* START DATA SUPPLIED *

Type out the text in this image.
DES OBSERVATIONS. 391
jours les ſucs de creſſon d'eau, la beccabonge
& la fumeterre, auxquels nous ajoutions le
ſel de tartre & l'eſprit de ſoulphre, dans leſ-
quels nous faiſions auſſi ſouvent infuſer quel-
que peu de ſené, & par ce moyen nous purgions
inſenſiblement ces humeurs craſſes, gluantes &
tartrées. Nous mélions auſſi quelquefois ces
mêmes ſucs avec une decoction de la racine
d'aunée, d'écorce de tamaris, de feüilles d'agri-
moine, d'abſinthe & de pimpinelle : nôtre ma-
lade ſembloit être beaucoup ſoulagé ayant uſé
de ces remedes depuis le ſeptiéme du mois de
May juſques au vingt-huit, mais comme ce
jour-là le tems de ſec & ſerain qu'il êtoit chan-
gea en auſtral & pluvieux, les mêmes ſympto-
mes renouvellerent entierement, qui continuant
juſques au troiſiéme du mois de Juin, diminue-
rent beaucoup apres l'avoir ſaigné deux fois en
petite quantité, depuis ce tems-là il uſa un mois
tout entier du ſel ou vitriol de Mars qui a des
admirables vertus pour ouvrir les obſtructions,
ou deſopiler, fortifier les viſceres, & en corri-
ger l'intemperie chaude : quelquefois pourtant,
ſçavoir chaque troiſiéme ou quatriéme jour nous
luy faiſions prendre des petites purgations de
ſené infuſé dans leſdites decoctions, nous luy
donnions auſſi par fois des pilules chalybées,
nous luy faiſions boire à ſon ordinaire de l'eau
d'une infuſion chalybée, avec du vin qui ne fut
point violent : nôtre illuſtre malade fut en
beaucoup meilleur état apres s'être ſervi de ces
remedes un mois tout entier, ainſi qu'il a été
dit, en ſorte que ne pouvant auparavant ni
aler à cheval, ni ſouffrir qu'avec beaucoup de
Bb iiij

* END DATA SUPPLIED *

YOUR GOAL — Scan the material above and determine how many lines include the word "apres"; report only the number.

WRITTEN RESPONSE — 2